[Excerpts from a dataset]
════

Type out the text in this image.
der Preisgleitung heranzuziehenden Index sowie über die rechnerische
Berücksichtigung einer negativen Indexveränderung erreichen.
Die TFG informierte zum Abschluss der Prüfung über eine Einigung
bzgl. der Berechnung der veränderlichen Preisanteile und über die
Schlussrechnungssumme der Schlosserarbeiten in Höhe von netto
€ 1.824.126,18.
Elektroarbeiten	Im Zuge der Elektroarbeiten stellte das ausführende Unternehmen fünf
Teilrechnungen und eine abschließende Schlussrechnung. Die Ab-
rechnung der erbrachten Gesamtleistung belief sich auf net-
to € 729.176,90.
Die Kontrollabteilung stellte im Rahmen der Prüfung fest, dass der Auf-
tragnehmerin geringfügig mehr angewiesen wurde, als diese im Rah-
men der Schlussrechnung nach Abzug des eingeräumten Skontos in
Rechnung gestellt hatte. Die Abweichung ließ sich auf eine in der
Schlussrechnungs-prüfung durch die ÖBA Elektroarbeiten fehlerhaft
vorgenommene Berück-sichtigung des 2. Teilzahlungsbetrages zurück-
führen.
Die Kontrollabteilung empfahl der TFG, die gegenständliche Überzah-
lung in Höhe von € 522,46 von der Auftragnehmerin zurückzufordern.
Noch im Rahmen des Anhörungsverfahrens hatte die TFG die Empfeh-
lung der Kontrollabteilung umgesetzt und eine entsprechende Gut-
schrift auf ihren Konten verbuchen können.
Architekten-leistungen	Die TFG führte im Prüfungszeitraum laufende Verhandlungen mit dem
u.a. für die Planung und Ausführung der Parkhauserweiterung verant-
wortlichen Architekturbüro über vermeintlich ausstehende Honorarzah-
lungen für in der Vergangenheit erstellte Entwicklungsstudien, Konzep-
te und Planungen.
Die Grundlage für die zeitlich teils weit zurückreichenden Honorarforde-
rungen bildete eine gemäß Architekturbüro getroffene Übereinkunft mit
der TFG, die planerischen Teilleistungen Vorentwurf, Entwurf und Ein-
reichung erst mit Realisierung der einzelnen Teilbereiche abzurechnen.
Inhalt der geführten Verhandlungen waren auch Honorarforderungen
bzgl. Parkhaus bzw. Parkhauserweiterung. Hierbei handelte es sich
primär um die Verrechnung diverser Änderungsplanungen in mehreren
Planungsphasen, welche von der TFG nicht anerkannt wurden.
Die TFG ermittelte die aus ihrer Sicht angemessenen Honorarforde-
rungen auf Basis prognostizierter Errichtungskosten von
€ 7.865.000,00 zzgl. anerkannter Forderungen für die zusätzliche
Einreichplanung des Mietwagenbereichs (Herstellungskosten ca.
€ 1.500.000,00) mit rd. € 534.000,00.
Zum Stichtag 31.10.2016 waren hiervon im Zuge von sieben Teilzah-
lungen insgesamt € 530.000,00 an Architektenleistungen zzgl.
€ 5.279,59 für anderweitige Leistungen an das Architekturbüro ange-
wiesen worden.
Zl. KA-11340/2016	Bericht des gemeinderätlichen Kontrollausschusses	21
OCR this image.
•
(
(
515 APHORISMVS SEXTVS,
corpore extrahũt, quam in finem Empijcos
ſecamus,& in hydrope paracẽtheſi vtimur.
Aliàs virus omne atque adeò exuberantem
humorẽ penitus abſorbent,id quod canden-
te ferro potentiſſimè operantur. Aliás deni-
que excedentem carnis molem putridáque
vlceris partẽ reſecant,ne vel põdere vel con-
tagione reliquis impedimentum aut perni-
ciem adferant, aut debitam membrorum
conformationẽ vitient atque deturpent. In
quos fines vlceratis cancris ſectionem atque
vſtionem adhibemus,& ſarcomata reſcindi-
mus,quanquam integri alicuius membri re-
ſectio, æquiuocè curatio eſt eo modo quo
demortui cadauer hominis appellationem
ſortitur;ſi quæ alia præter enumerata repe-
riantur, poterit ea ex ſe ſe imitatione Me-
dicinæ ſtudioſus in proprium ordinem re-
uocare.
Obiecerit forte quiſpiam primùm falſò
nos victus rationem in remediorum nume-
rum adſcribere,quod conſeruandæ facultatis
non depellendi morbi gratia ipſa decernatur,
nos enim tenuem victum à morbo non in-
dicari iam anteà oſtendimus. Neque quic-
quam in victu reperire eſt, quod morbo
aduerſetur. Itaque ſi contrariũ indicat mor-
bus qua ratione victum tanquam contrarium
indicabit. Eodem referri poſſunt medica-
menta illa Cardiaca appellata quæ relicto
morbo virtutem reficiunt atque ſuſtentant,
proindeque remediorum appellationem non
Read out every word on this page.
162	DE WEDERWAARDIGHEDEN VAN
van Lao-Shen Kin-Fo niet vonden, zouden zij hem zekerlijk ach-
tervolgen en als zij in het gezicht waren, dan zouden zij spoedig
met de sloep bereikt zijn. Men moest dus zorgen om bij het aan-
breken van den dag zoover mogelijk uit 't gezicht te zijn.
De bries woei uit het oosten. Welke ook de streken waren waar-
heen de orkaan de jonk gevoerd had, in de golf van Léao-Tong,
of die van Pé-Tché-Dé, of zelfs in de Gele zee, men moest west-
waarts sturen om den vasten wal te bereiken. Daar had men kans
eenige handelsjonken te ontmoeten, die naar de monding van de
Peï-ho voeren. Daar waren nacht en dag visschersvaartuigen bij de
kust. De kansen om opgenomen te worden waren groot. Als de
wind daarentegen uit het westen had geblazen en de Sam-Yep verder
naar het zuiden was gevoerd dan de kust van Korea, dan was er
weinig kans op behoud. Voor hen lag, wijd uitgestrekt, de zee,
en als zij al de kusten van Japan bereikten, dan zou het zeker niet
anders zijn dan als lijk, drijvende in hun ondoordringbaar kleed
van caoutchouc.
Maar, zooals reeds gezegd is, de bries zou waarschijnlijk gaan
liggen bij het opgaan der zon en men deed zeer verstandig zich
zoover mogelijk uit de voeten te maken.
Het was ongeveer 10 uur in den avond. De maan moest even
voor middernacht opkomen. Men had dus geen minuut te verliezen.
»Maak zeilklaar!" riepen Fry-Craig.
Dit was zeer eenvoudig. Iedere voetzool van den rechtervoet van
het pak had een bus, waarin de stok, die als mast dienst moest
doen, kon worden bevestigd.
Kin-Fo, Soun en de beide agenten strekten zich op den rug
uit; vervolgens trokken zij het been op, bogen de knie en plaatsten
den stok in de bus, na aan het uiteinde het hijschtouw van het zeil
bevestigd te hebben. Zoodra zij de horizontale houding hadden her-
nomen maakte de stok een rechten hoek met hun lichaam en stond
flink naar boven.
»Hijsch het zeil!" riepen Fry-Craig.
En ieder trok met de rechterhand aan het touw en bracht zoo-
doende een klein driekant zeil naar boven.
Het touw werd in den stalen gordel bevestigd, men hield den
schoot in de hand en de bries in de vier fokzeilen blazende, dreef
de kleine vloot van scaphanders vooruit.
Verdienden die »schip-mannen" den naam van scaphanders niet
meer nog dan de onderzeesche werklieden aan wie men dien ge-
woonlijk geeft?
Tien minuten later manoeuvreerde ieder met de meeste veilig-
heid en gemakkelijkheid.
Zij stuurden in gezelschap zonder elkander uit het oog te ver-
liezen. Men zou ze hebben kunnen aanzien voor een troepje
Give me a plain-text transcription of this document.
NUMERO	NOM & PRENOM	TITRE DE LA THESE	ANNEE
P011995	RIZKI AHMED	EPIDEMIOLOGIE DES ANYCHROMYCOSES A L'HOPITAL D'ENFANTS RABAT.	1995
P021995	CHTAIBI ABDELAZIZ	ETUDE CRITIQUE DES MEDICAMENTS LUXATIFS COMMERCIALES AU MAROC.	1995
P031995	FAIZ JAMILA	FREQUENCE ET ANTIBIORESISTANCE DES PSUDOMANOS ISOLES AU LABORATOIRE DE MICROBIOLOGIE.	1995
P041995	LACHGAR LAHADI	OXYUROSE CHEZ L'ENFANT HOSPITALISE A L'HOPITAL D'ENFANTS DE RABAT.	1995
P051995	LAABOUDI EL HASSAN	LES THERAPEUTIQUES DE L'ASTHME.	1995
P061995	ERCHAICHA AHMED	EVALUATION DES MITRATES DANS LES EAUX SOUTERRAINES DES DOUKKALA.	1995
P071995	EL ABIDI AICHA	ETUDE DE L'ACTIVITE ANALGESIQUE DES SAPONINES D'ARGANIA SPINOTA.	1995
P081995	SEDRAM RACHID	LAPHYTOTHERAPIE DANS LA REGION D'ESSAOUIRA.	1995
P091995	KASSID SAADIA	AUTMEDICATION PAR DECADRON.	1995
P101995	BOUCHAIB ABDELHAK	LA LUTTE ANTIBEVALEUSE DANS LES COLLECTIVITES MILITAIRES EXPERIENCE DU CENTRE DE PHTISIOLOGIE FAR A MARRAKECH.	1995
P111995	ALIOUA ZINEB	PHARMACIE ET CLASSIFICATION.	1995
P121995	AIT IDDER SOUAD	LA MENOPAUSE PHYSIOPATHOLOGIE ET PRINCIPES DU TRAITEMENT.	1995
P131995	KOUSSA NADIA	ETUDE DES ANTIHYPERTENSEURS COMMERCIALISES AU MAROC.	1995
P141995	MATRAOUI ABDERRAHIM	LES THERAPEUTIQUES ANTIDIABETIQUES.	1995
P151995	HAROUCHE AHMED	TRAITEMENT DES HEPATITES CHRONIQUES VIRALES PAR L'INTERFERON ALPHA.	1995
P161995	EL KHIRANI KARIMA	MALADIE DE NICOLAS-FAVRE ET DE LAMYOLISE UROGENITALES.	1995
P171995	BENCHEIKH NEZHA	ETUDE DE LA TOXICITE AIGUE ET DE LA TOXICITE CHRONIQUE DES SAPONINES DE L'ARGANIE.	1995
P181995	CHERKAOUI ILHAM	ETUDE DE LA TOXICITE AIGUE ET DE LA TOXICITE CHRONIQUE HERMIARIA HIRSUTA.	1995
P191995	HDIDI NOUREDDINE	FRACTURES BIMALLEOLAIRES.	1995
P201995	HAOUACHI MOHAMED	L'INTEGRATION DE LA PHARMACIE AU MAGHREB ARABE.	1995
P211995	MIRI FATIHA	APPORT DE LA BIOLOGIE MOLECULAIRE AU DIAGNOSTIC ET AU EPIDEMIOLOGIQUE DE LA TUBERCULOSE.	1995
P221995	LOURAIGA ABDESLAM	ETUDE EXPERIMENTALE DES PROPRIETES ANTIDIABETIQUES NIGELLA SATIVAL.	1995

════

§ Task description
Copy all the lines above that hold the string "waren".

§ Answer
Inhalt der geführten Verhandlungen waren auch Honorarforderungen
Zum Stichtag 31.10.2016 waren hiervon im Zuge von sieben Teilzah-
tervolgen en als zij in het gezicht waren, dan zouden zij spoedig
De bries woei uit het oosten. Welke ook de streken waren waar-
Peï-ho voeren. Daar waren nacht en dag visschersvaartuigen bij de
kust. De kansen om opgenomen te worden waren groot. Als de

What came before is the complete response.